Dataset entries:
-=-=-=-=-
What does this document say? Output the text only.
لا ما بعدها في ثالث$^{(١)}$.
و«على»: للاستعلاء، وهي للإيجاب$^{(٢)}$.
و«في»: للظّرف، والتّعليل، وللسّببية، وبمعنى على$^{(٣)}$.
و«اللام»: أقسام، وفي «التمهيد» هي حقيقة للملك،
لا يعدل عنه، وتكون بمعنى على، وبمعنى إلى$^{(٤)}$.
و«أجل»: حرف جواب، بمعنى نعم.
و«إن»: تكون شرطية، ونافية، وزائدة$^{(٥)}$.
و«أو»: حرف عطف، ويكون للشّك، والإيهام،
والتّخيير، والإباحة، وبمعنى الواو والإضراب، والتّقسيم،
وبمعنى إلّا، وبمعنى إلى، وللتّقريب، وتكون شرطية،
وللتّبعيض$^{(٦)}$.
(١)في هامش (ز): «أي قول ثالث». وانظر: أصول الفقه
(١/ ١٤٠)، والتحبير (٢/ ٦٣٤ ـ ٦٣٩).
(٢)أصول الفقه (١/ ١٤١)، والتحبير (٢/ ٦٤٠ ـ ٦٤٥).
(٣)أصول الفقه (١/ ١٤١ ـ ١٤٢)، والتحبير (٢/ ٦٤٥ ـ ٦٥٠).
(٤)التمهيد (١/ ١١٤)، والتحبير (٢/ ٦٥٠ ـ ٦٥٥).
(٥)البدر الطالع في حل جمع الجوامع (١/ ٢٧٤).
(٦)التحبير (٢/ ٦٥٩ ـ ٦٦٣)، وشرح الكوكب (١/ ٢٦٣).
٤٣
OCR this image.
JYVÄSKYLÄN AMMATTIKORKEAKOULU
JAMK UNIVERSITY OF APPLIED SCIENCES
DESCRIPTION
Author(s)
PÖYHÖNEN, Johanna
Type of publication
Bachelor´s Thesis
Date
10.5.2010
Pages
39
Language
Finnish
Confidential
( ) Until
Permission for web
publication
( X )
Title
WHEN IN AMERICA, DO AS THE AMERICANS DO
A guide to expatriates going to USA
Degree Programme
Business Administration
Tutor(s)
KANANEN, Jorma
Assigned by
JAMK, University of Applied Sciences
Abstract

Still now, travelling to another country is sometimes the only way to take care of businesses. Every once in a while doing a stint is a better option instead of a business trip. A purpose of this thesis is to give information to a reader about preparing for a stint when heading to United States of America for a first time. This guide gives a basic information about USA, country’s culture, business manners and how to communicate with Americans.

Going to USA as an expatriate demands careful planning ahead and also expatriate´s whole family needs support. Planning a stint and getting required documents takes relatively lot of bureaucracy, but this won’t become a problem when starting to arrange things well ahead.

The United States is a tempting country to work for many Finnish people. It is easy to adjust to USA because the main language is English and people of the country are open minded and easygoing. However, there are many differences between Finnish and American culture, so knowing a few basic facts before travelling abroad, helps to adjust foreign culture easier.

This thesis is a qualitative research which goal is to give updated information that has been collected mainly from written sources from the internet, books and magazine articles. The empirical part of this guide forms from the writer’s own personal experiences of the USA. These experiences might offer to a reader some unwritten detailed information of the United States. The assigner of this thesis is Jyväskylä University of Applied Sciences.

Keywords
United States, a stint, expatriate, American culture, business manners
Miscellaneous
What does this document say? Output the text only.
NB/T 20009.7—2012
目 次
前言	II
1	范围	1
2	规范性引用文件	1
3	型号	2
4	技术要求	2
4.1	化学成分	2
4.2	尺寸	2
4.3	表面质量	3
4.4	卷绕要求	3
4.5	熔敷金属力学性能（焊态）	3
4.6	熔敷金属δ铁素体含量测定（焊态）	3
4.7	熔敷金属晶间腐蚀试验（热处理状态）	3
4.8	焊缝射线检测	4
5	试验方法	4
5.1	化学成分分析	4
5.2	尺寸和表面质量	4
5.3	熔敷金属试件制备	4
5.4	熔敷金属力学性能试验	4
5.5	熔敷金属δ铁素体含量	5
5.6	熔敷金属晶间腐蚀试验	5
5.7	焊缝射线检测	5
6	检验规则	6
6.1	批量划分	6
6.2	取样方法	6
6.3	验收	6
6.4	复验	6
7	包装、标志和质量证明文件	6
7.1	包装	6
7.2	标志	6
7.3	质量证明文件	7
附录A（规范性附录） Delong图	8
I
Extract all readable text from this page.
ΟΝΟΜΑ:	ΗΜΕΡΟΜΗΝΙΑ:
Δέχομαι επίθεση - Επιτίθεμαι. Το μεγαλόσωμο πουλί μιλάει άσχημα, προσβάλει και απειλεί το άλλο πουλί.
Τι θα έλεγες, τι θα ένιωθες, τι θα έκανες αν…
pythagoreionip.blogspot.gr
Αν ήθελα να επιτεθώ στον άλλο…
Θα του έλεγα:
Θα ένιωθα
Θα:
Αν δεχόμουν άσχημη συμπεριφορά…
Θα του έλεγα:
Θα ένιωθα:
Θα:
-=-=-=-=-
Description of the task: Reproduce precisely the span of lines that begins at the line containing "Extract all readable text from this page." and ends with the last line of the listing.

Solution for this exercise:
Extract all readable text from this page.
ΟΝΟΜΑ:	ΗΜΕΡΟΜΗΝΙΑ:
Δέχομαι επίθεση - Επιτίθεμαι. Το μεγαλόσωμο πουλί μιλάει άσχημα, προσβάλει και απειλεί το άλλο πουλί.
Τι θα έλεγες, τι θα ένιωθες, τι θα έκανες αν…
pythagoreionip.blogspot.gr
Αν ήθελα να επιτεθώ στον άλλο…
Θα του έλεγα:
Θα ένιωθα
Θα:
Αν δεχόμουν άσχημη συμπεριφορά…
Θα του έλεγα:
Θα ένιωθα:
Θα:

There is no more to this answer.